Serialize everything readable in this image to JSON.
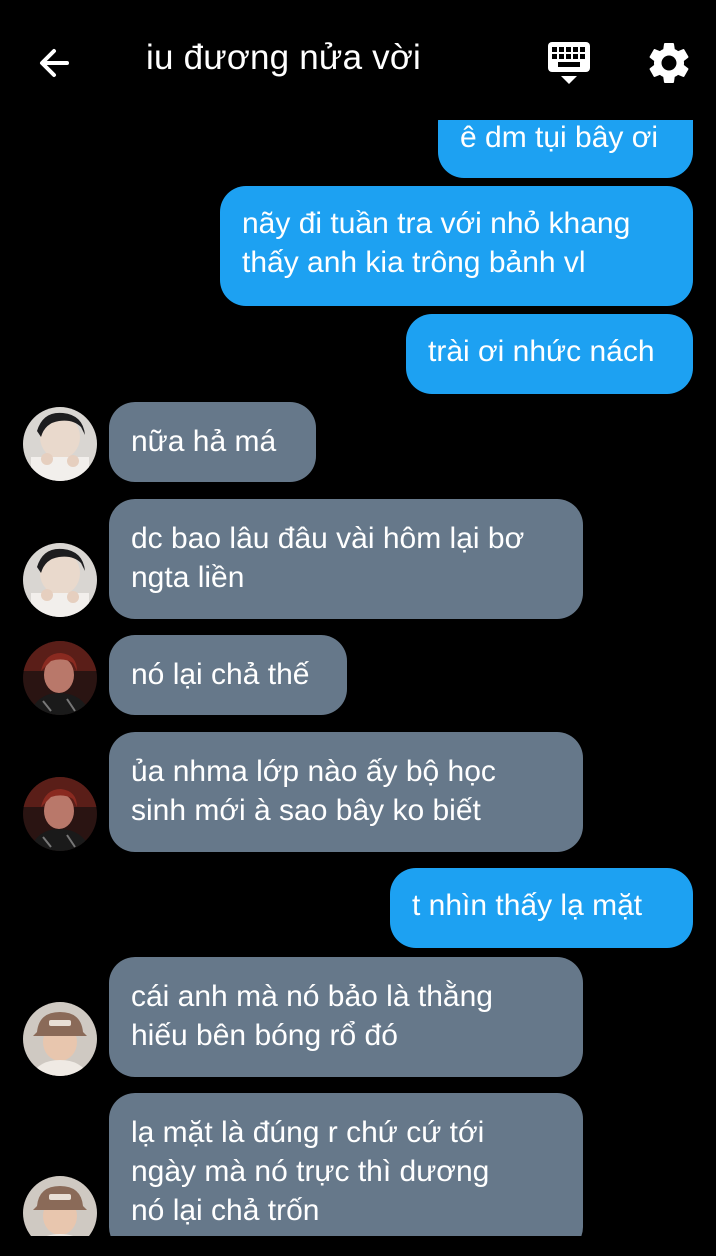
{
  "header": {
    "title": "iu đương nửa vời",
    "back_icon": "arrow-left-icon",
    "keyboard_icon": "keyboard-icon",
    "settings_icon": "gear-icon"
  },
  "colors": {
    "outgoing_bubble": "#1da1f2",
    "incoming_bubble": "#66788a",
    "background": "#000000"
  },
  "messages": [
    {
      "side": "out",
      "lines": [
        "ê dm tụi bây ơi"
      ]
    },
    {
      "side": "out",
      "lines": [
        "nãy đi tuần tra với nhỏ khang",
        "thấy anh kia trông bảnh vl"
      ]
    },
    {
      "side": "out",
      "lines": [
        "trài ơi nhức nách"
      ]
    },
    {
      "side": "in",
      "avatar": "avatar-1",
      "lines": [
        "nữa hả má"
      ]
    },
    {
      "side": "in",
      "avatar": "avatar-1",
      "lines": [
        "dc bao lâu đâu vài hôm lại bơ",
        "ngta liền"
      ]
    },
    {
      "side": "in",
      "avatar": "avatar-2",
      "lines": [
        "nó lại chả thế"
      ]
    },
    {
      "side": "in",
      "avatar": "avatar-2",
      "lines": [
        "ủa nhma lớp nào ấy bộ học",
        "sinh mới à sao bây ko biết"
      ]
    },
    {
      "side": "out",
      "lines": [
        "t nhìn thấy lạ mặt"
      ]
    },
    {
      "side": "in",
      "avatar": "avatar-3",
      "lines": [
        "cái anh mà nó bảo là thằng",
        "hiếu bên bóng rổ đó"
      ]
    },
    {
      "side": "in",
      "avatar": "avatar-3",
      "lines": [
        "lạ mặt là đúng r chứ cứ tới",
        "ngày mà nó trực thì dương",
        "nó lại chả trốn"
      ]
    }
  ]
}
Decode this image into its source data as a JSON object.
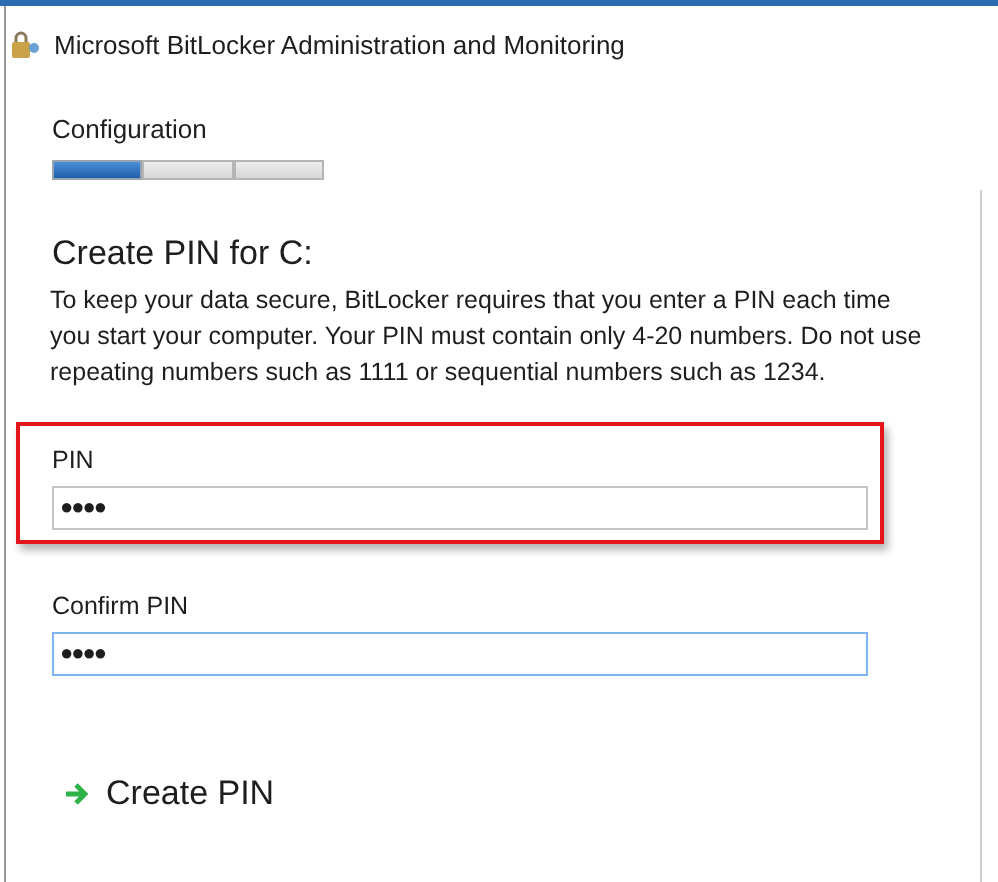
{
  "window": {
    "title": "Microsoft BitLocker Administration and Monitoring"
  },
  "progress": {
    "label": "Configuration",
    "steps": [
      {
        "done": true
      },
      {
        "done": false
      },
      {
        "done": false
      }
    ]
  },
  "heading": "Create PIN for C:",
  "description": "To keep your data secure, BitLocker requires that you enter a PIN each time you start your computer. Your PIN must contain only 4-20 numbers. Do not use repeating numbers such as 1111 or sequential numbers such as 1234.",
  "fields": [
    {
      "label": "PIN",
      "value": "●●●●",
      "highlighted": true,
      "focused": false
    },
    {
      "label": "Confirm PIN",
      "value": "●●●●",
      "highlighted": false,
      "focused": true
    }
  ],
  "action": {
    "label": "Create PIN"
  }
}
--------------------
Requirement:
Quote every record above exactly, leaving out the pictures.

Response:
Serialize everything readable in this image to JSON.
{
  "header": {
    "title": "iu đương nửa vời",
    "back_icon": "arrow-left-icon",
    "keyboard_icon": "keyboard-icon",
    "settings_icon": "gear-icon"
  },
  "colors": {
    "outgoing_bubble": "#1da1f2",
    "incoming_bubble": "#66788a",
    "background": "#000000"
  },
  "messages": [
    {
      "side": "out",
      "lines": [
        "ê dm tụi bây ơi"
      ]
    },
    {
      "side": "out",
      "lines": [
        "nãy đi tuần tra với nhỏ khang",
        "thấy anh kia trông bảnh vl"
      ]
    },
    {
      "side": "out",
      "lines": [
        "trài ơi nhức nách"
      ]
    },
    {
      "side": "in",
      "avatar": "avatar-1",
      "lines": [
        "nữa hả má"
      ]
    },
    {
      "side": "in",
      "avatar": "avatar-1",
      "lines": [
        "dc bao lâu đâu vài hôm lại bơ",
        "ngta liền"
      ]
    },
    {
      "side": "in",
      "avatar": "avatar-2",
      "lines": [
        "nó lại chả thế"
      ]
    },
    {
      "side": "in",
      "avatar": "avatar-2",
      "lines": [
        "ủa nhma lớp nào ấy bộ học",
        "sinh mới à sao bây ko biết"
      ]
    },
    {
      "side": "out",
      "lines": [
        "t nhìn thấy lạ mặt"
      ]
    },
    {
      "side": "in",
      "avatar": "avatar-3",
      "lines": [
        "cái anh mà nó bảo là thằng",
        "hiếu bên bóng rổ đó"
      ]
    },
    {
      "side": "in",
      "avatar": "avatar-3",
      "lines": [
        "lạ mặt là đúng r chứ cứ tới",
        "ngày mà nó trực thì dương",
        "nó lại chả trốn"
      ]
    }
  ]
}
Decode this image into its source data as a JSON object.
{
  "window": {
    "title": "Microsoft BitLocker Administration and Monitoring"
  },
  "progress": {
    "label": "Configuration",
    "steps": [
      {
        "done": true
      },
      {
        "done": false
      },
      {
        "done": false
      }
    ]
  },
  "heading": "Create PIN for C:",
  "description": "To keep your data secure, BitLocker requires that you enter a PIN each time you start your computer. Your PIN must contain only 4-20 numbers. Do not use repeating numbers such as 1111 or sequential numbers such as 1234.",
  "fields": [
    {
      "label": "PIN",
      "value": "●●●●",
      "highlighted": true,
      "focused": false
    },
    {
      "label": "Confirm PIN",
      "value": "●●●●",
      "highlighted": false,
      "focused": true
    }
  ],
  "action": {
    "label": "Create PIN"
  }
}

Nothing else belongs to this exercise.